## START Data shown

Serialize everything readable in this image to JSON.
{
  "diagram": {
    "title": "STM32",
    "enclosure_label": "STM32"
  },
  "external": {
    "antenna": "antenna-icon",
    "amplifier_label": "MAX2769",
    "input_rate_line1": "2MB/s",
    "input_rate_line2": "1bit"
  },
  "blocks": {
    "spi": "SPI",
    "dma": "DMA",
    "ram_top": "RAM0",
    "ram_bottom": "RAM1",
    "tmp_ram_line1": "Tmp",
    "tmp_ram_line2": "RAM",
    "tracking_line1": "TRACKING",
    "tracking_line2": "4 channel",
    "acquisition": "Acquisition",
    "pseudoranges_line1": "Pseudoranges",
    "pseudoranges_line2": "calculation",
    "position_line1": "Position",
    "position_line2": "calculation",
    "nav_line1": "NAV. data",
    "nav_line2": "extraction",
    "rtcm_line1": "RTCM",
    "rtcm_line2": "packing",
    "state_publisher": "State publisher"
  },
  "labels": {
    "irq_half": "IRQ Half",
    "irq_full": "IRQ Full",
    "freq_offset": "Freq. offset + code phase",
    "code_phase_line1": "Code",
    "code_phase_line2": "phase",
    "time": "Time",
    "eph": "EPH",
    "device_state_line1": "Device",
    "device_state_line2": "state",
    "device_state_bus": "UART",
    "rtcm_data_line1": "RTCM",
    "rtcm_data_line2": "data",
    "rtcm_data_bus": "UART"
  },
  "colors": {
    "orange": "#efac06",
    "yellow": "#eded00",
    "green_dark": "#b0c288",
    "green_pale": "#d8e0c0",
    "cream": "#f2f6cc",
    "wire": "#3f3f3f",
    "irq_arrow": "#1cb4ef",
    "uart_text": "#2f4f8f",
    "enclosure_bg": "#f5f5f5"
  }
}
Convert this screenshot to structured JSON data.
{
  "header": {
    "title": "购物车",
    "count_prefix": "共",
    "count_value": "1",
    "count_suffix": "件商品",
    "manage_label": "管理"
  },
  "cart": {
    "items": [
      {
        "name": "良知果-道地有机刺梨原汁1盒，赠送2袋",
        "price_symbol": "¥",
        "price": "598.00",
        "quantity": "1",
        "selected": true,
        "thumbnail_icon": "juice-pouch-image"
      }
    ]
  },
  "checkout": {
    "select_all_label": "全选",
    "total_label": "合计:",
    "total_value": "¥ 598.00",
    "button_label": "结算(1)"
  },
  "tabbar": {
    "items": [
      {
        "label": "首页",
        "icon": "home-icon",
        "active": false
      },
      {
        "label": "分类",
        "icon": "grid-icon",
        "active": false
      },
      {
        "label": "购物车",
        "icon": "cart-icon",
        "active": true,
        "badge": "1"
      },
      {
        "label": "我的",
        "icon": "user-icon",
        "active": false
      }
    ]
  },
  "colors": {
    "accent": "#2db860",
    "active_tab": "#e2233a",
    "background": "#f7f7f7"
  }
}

## END Data shown

Work required: Only the lines from the one containing "Convert this screenshot" through the end of the entries above belong in the answer; repeat them exactly.

Result of this exercise:
Convert this screenshot to structured JSON data.
{
  "header": {
    "title": "购物车",
    "count_prefix": "共",
    "count_value": "1",
    "count_suffix": "件商品",
    "manage_label": "管理"
  },
  "cart": {
    "items": [
      {
        "name": "良知果-道地有机刺梨原汁1盒，赠送2袋",
        "price_symbol": "¥",
        "price": "598.00",
        "quantity": "1",
        "selected": true,
        "thumbnail_icon": "juice-pouch-image"
      }
    ]
  },
  "checkout": {
    "select_all_label": "全选",
    "total_label": "合计:",
    "total_value": "¥ 598.00",
    "button_label": "结算(1)"
  },
  "tabbar": {
    "items": [
      {
        "label": "首页",
        "icon": "home-icon",
        "active": false
      },
      {
        "label": "分类",
        "icon": "grid-icon",
        "active": false
      },
      {
        "label": "购物车",
        "icon": "cart-icon",
        "active": true,
        "badge": "1"
      },
      {
        "label": "我的",
        "icon": "user-icon",
        "active": false
      }
    ]
  },
  "colors": {
    "accent": "#2db860",
    "active_tab": "#e2233a",
    "background": "#f7f7f7"
  }
}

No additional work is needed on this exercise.